**Document**
-- begin --

However, it should be noted that organisational operations (adding and
removing tasks from a PIDs hierarchy) will *not* be prevented. Rather,
the number of tasks in the hierarchy cannot exceed the limit through
forking. This is due to the fact that, in the unified hierarchy, attach
cannot fail (and it is not possible for a task to overcome its PIDs
cgroup policy limit by attaching to a child cgroup -- even if migrating
mid-fork it must be able to fork in the parent first).
PIDs are fundamentally a global resource, and it is possible to reach
PID exhaustion inside a cgroup without hitting any reasonable kmemcg
policy. Once you've hit PID exhaustion, you're only in a marginally
better state than OOM. This subsystem allows PID exhaustion inside a
cgroup to be prevented.
Signed-off-by: Aleksa Sarai <[email protected]>
---
CREDITS | 5 +
include/linux/cgroup_subsys.h | 5 +
init/Kconfig | 16 ++
kernel/Makefile | 1 +
kernel/cgroup_pids.c | 377 ++++++++++++++++++++++++++++++++++++++++++
5 files changed, 404 insertions(+)

-- end --

**Extracted data**
-- begin --

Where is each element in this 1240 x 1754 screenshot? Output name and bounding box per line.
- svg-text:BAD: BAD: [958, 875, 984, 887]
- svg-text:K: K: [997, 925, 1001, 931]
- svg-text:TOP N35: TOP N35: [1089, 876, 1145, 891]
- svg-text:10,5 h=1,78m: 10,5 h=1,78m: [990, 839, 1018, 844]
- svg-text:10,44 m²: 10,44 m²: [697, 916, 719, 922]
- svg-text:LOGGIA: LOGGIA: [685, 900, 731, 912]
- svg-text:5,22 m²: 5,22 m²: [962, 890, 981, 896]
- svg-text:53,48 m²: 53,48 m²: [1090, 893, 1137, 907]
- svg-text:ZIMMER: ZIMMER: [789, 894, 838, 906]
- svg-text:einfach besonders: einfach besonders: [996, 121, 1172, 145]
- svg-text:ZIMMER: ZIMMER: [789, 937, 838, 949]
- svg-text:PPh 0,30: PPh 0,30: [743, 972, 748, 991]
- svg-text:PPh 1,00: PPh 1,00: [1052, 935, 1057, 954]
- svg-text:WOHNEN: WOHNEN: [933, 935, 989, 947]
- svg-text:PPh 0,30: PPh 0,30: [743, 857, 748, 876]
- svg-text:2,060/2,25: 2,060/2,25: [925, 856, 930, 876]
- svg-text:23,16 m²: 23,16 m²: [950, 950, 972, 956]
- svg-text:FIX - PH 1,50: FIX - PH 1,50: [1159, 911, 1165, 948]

-- end --

**Written exercise 1**
Using the PIDs cgroup patch note, explain why adding and removing tasks from a PIDs hierarchy is not prevented.
**Written exercise 2**
Reproduce the PIDs cgroup patch note word for word, beginning at the words "However, it should" and stopping after "to be prevented.".

**Full output 1**
In the unified hierarchy, attach cannot fail, so the limit is enforced only on forking. Tasks can still be added or removed, but forking cannot push the hierarchy's task count past the limit. Attaching to a child cgroup gives no way around the limit either, because a task migrating mid-fork must still be able to fork in the parent first.

**Full output 2**
However, it should be noted that organisational operations (adding and
removing tasks from a PIDs hierarchy) will *not* be prevented. Rather,
the number of tasks in the hierarchy cannot exceed the limit through
forking. This is due to the fact that, in the unified hierarchy, attach
cannot fail (and it is not possible for a task to overcome its PIDs
cgroup policy limit by attaching to a child cgroup -- even if migrating
mid-fork it must be able to fork in the parent first).
PIDs are fundamentally a global resource, and it is possible to reach
PID exhaustion inside a cgroup without hitting any reasonable kmemcg
policy. Once you've hit PID exhaustion, you're only in a marginally
better state than OOM. This subsystem allows PID exhaustion inside a
cgroup to be prevented.